*Raw data*.
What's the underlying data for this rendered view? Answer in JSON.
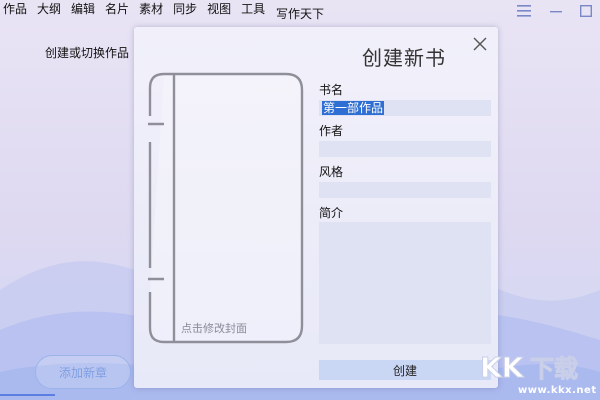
{
  "menu": {
    "items": [
      {
        "label": "作品"
      },
      {
        "label": "大纲"
      },
      {
        "label": "编辑"
      },
      {
        "label": "名片"
      },
      {
        "label": "素材"
      },
      {
        "label": "同步"
      },
      {
        "label": "视图"
      },
      {
        "label": "工具"
      }
    ]
  },
  "app": {
    "title": "写作天下"
  },
  "sidebar": {
    "switch_works": "创建或切换作品",
    "add_chapter": "添加新章"
  },
  "dialog": {
    "title": "创建新书",
    "cover_caption": "点击修改封面",
    "fields": {
      "title_label": "书名",
      "title_value": "第一部作品",
      "author_label": "作者",
      "author_value": "",
      "style_label": "风格",
      "style_value": "",
      "intro_label": "简介",
      "intro_value": ""
    },
    "create_button": "创建"
  },
  "watermark": {
    "logo_text": "KK下载",
    "url": "www.kkx.net"
  },
  "colors": {
    "accent": "#2f6fd3",
    "button_outline": "#9ab4ea",
    "create_button_bg": "#c9d6f4",
    "input_bg": "#dfe2f3"
  }
}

*Task*.
Without the pictures, write out the whole listing above exactly as it appears.

*Task result*.
What's the underlying data for this rendered view? Answer in JSON.
{
  "menu": {
    "items": [
      {
        "label": "作品"
      },
      {
        "label": "大纲"
      },
      {
        "label": "编辑"
      },
      {
        "label": "名片"
      },
      {
        "label": "素材"
      },
      {
        "label": "同步"
      },
      {
        "label": "视图"
      },
      {
        "label": "工具"
      }
    ]
  },
  "app": {
    "title": "写作天下"
  },
  "sidebar": {
    "switch_works": "创建或切换作品",
    "add_chapter": "添加新章"
  },
  "dialog": {
    "title": "创建新书",
    "cover_caption": "点击修改封面",
    "fields": {
      "title_label": "书名",
      "title_value": "第一部作品",
      "author_label": "作者",
      "author_value": "",
      "style_label": "风格",
      "style_value": "",
      "intro_label": "简介",
      "intro_value": ""
    },
    "create_button": "创建"
  },
  "watermark": {
    "logo_text": "KK下载",
    "url": "www.kkx.net"
  },
  "colors": {
    "accent": "#2f6fd3",
    "button_outline": "#9ab4ea",
    "create_button_bg": "#c9d6f4",
    "input_bg": "#dfe2f3"
  }
}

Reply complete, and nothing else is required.